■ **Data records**
_ _ _
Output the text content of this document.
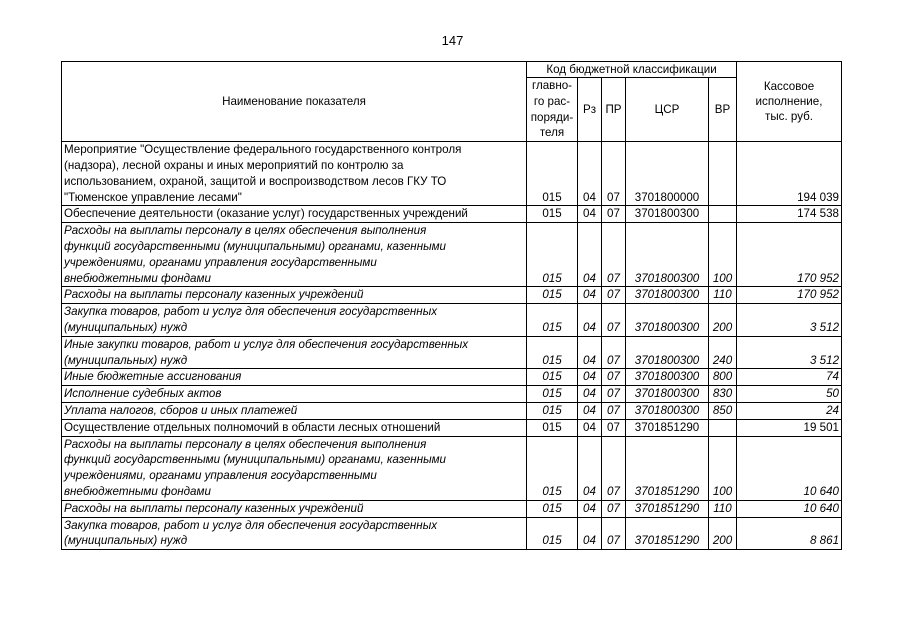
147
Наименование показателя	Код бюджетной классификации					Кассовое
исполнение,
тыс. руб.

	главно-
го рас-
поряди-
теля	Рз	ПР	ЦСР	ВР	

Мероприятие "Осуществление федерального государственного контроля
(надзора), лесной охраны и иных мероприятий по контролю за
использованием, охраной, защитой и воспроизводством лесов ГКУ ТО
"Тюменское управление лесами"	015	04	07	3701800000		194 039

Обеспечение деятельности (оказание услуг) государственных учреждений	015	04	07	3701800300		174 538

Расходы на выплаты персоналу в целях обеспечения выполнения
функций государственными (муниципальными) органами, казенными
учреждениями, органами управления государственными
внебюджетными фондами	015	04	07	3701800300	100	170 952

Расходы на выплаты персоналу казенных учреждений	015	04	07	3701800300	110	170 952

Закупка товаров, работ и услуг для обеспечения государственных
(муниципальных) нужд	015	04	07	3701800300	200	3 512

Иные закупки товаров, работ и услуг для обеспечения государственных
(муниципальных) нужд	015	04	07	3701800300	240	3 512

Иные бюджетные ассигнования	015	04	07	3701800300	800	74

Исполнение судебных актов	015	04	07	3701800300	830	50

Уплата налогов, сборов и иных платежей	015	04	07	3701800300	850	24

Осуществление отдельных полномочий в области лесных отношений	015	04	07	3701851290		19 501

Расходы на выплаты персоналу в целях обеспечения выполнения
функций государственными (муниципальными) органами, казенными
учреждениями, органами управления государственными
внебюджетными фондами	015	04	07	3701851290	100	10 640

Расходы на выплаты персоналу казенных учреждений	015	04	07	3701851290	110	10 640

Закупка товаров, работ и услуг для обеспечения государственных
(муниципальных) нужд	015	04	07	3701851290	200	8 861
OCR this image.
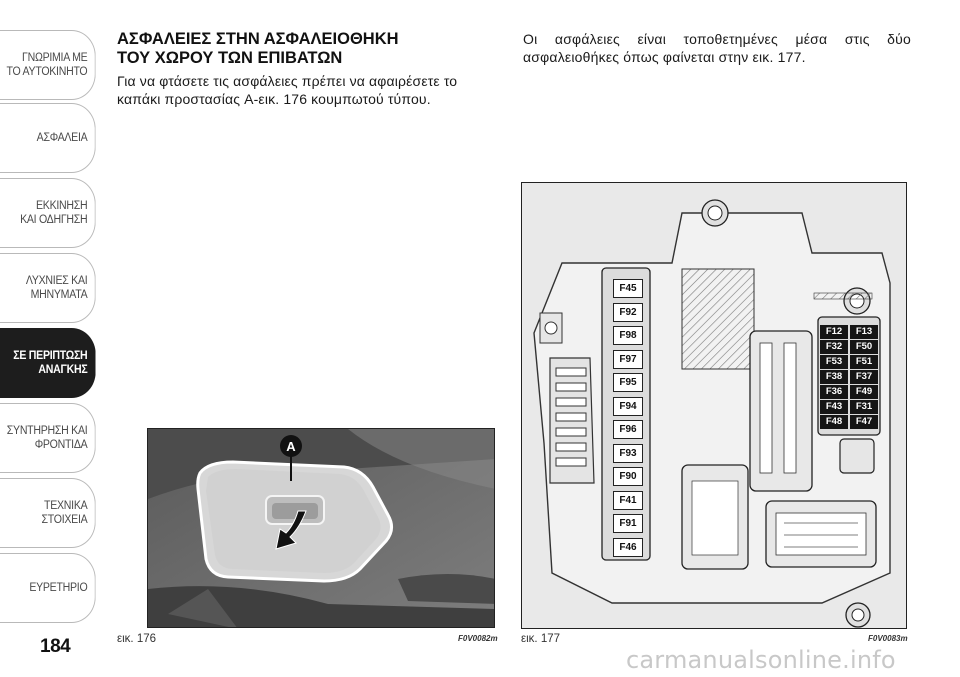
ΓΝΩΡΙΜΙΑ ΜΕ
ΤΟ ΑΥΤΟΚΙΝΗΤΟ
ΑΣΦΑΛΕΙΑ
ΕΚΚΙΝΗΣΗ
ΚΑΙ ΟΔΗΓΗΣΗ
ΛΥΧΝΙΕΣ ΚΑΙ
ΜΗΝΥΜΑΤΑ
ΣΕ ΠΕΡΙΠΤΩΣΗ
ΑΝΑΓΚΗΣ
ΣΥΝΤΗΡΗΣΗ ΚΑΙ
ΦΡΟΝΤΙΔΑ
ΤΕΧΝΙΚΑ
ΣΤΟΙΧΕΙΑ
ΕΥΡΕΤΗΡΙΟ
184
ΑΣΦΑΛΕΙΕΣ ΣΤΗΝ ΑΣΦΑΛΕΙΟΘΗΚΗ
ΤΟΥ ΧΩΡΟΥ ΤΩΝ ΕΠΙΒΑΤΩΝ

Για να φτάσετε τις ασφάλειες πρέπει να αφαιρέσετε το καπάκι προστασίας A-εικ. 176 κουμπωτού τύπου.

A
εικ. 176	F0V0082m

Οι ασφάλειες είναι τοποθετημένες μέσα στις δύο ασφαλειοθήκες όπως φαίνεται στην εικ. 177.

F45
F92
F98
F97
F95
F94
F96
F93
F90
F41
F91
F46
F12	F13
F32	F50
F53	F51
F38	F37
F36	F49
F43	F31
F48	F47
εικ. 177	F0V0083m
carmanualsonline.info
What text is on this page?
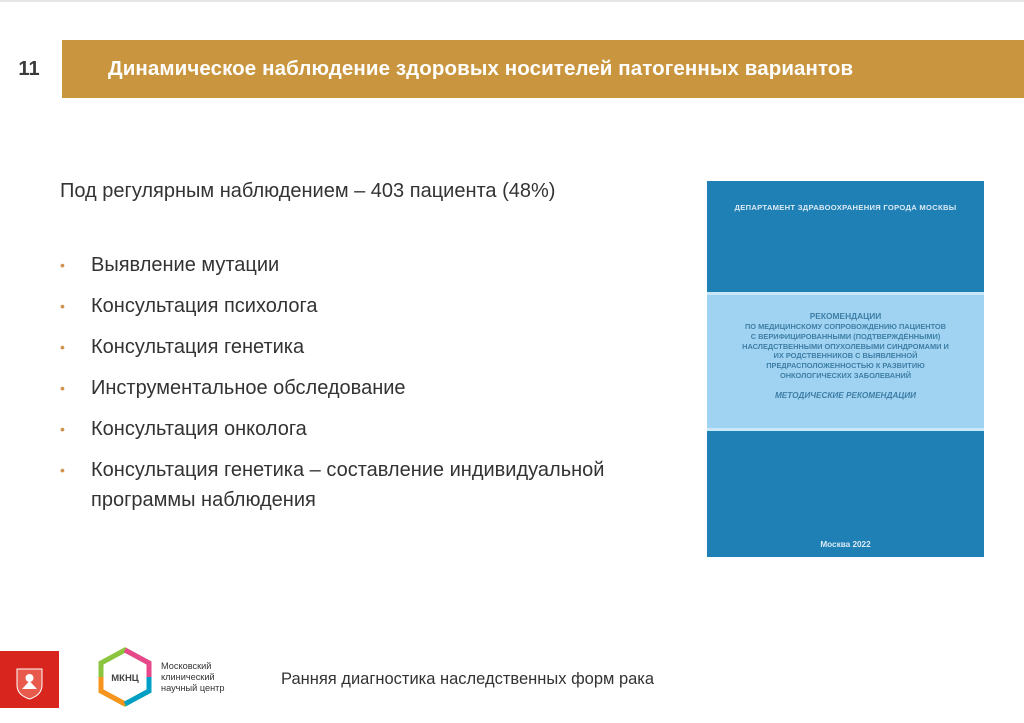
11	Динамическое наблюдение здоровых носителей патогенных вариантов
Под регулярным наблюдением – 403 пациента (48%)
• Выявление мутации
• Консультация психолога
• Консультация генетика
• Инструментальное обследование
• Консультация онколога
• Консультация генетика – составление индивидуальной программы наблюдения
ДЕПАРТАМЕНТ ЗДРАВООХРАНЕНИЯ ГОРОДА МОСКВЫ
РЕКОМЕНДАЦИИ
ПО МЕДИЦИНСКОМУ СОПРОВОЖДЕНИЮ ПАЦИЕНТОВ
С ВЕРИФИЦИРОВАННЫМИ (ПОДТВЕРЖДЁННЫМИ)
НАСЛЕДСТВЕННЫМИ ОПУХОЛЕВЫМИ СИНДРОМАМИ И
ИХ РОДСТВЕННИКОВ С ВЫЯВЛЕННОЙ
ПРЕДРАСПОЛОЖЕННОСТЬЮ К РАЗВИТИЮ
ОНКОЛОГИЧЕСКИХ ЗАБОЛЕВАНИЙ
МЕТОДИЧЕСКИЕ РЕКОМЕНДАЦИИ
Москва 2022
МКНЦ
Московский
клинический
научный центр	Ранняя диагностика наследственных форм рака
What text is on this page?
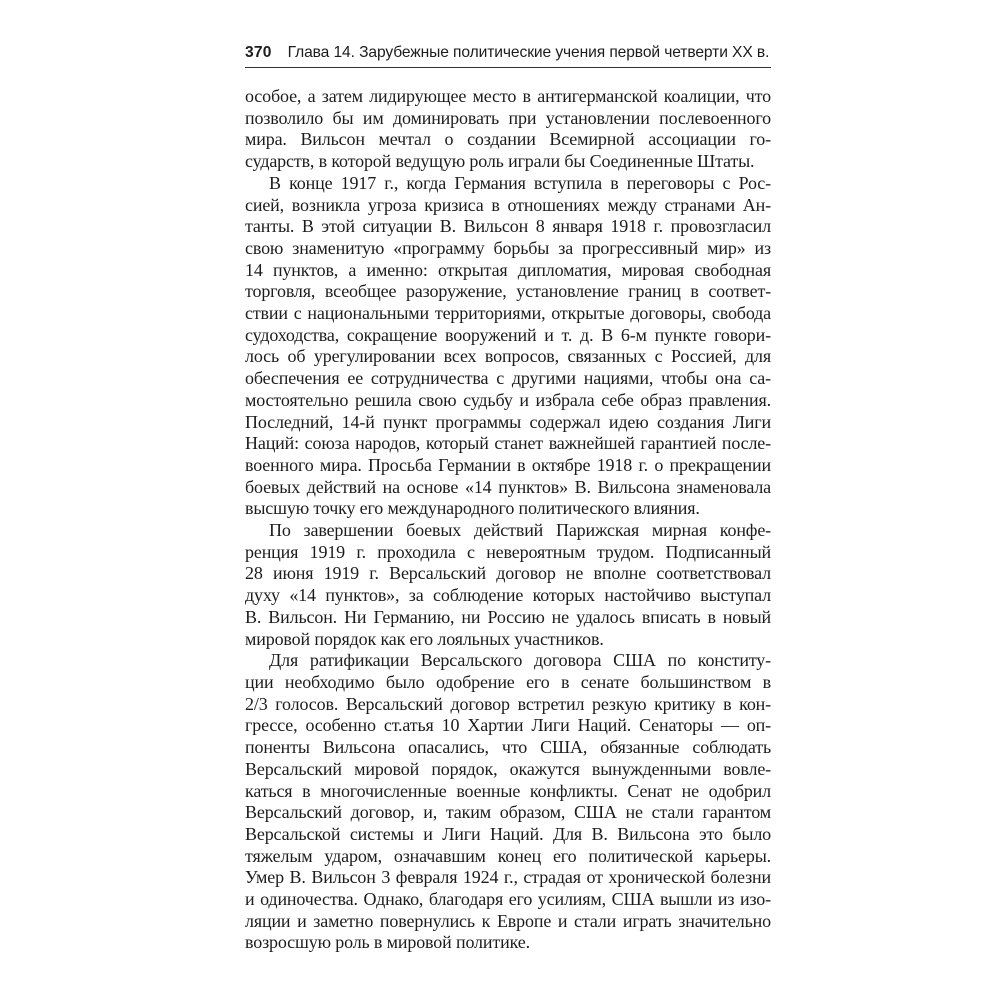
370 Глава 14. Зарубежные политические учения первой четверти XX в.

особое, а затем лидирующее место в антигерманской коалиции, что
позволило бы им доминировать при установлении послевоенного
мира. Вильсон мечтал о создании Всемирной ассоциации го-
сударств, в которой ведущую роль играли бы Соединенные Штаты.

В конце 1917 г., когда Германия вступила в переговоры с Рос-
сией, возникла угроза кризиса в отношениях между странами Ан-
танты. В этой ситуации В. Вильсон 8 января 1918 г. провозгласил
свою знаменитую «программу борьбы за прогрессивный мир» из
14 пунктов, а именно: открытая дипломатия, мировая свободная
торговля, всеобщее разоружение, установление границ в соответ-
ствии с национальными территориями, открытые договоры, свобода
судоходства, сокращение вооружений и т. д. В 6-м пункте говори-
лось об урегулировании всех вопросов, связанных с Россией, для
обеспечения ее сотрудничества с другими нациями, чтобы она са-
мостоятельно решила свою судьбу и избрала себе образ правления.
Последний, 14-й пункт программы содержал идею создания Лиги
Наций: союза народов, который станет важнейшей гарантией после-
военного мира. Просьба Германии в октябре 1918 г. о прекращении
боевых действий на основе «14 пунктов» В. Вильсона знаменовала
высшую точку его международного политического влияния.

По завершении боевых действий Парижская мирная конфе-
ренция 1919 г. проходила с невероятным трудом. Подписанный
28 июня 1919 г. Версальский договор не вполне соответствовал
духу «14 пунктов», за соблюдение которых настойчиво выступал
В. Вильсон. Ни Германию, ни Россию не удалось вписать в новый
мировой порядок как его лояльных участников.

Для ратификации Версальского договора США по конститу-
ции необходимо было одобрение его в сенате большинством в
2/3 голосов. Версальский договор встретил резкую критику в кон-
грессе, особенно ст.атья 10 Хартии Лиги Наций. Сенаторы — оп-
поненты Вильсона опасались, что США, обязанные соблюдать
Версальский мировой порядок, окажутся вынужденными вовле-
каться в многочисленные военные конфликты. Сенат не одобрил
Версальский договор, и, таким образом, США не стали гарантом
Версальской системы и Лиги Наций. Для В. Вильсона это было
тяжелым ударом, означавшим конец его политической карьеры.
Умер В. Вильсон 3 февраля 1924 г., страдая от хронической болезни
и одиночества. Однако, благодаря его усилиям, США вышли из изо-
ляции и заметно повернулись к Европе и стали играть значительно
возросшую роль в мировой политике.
_ _ _
■ **What to produce**
Print the whole listing above once more, word for word, without its pictures.

■ **Finished exercise**
Output the text content of this document.
147
Наименование показателя	Код бюджетной классификации					Кассовое
исполнение,
тыс. руб.

	главно-
го рас-
поряди-
теля	Рз	ПР	ЦСР	ВР	

Мероприятие "Осуществление федерального государственного контроля
(надзора), лесной охраны и иных мероприятий по контролю за
использованием, охраной, защитой и воспроизводством лесов ГКУ ТО
"Тюменское управление лесами"	015	04	07	3701800000		194 039

Обеспечение деятельности (оказание услуг) государственных учреждений	015	04	07	3701800300		174 538

Расходы на выплаты персоналу в целях обеспечения выполнения
функций государственными (муниципальными) органами, казенными
учреждениями, органами управления государственными
внебюджетными фондами	015	04	07	3701800300	100	170 952

Расходы на выплаты персоналу казенных учреждений	015	04	07	3701800300	110	170 952

Закупка товаров, работ и услуг для обеспечения государственных
(муниципальных) нужд	015	04	07	3701800300	200	3 512

Иные закупки товаров, работ и услуг для обеспечения государственных
(муниципальных) нужд	015	04	07	3701800300	240	3 512

Иные бюджетные ассигнования	015	04	07	3701800300	800	74

Исполнение судебных актов	015	04	07	3701800300	830	50

Уплата налогов, сборов и иных платежей	015	04	07	3701800300	850	24

Осуществление отдельных полномочий в области лесных отношений	015	04	07	3701851290		19 501

Расходы на выплаты персоналу в целях обеспечения выполнения
функций государственными (муниципальными) органами, казенными
учреждениями, органами управления государственными
внебюджетными фондами	015	04	07	3701851290	100	10 640

Расходы на выплаты персоналу казенных учреждений	015	04	07	3701851290	110	10 640

Закупка товаров, работ и услуг для обеспечения государственных
(муниципальных) нужд	015	04	07	3701851290	200	8 861
OCR this image.
ΓΝΩΡΙΜΙΑ ΜΕ
ΤΟ ΑΥΤΟΚΙΝΗΤΟ
ΑΣΦΑΛΕΙΑ
ΕΚΚΙΝΗΣΗ
ΚΑΙ ΟΔΗΓΗΣΗ
ΛΥΧΝΙΕΣ ΚΑΙ
ΜΗΝΥΜΑΤΑ
ΣΕ ΠΕΡΙΠΤΩΣΗ
ΑΝΑΓΚΗΣ
ΣΥΝΤΗΡΗΣΗ ΚΑΙ
ΦΡΟΝΤΙΔΑ
ΤΕΧΝΙΚΑ
ΣΤΟΙΧΕΙΑ
ΕΥΡΕΤΗΡΙΟ
184
ΑΣΦΑΛΕΙΕΣ ΣΤΗΝ ΑΣΦΑΛΕΙΟΘΗΚΗ
ΤΟΥ ΧΩΡΟΥ ΤΩΝ ΕΠΙΒΑΤΩΝ

Για να φτάσετε τις ασφάλειες πρέπει να αφαιρέσετε το καπάκι προστασίας A-εικ. 176 κουμπωτού τύπου.

A
εικ. 176	F0V0082m

Οι ασφάλειες είναι τοποθετημένες μέσα στις δύο ασφαλειοθήκες όπως φαίνεται στην εικ. 177.

F45
F92
F98
F97
F95
F94
F96
F93
F90
F41
F91
F46
F12	F13
F32	F50
F53	F51
F38	F37
F36	F49
F43	F31
F48	F47
εικ. 177	F0V0083m
carmanualsonline.info
What text is on this page?
11	Динамическое наблюдение здоровых носителей патогенных вариантов
Под регулярным наблюдением – 403 пациента (48%)
• Выявление мутации
• Консультация психолога
• Консультация генетика
• Инструментальное обследование
• Консультация онколога
• Консультация генетика – составление индивидуальной программы наблюдения
ДЕПАРТАМЕНТ ЗДРАВООХРАНЕНИЯ ГОРОДА МОСКВЫ
РЕКОМЕНДАЦИИ
ПО МЕДИЦИНСКОМУ СОПРОВОЖДЕНИЮ ПАЦИЕНТОВ
С ВЕРИФИЦИРОВАННЫМИ (ПОДТВЕРЖДЁННЫМИ)
НАСЛЕДСТВЕННЫМИ ОПУХОЛЕВЫМИ СИНДРОМАМИ И
ИХ РОДСТВЕННИКОВ С ВЫЯВЛЕННОЙ
ПРЕДРАСПОЛОЖЕННОСТЬЮ К РАЗВИТИЮ
ОНКОЛОГИЧЕСКИХ ЗАБОЛЕВАНИЙ
МЕТОДИЧЕСКИЕ РЕКОМЕНДАЦИИ
Москва 2022
МКНЦ
Московский
клинический
научный центр	Ранняя диагностика наследственных форм рака
What text is on this page?
370 Глава 14. Зарубежные политические учения первой четверти XX в.

особое, а затем лидирующее место в антигерманской коалиции, что
позволило бы им доминировать при установлении послевоенного
мира. Вильсон мечтал о создании Всемирной ассоциации го-
сударств, в которой ведущую роль играли бы Соединенные Штаты.

В конце 1917 г., когда Германия вступила в переговоры с Рос-
сией, возникла угроза кризиса в отношениях между странами Ан-
танты. В этой ситуации В. Вильсон 8 января 1918 г. провозгласил
свою знаменитую «программу борьбы за прогрессивный мир» из
14 пунктов, а именно: открытая дипломатия, мировая свободная
торговля, всеобщее разоружение, установление границ в соответ-
ствии с национальными территориями, открытые договоры, свобода
судоходства, сокращение вооружений и т. д. В 6-м пункте говори-
лось об урегулировании всех вопросов, связанных с Россией, для
обеспечения ее сотрудничества с другими нациями, чтобы она са-
мостоятельно решила свою судьбу и избрала себе образ правления.
Последний, 14-й пункт программы содержал идею создания Лиги
Наций: союза народов, который станет важнейшей гарантией после-
военного мира. Просьба Германии в октябре 1918 г. о прекращении
боевых действий на основе «14 пунктов» В. Вильсона знаменовала
высшую точку его международного политического влияния.

По завершении боевых действий Парижская мирная конфе-
ренция 1919 г. проходила с невероятным трудом. Подписанный
28 июня 1919 г. Версальский договор не вполне соответствовал
духу «14 пунктов», за соблюдение которых настойчиво выступал
В. Вильсон. Ни Германию, ни Россию не удалось вписать в новый
мировой порядок как его лояльных участников.

Для ратификации Версальского договора США по конститу-
ции необходимо было одобрение его в сенате большинством в
2/3 голосов. Версальский договор встретил резкую критику в кон-
грессе, особенно ст.атья 10 Хартии Лиги Наций. Сенаторы — оп-
поненты Вильсона опасались, что США, обязанные соблюдать
Версальский мировой порядок, окажутся вынужденными вовле-
каться в многочисленные военные конфликты. Сенат не одобрил
Версальский договор, и, таким образом, США не стали гарантом
Версальской системы и Лиги Наций. Для В. Вильсона это было
тяжелым ударом, означавшим конец его политической карьеры.
Умер В. Вильсон 3 февраля 1924 г., страдая от хронической болезни
и одиночества. Однако, благодаря его усилиям, США вышли из изо-
ляции и заметно повернулись к Европе и стали играть значительно
возросшую роль в мировой политике.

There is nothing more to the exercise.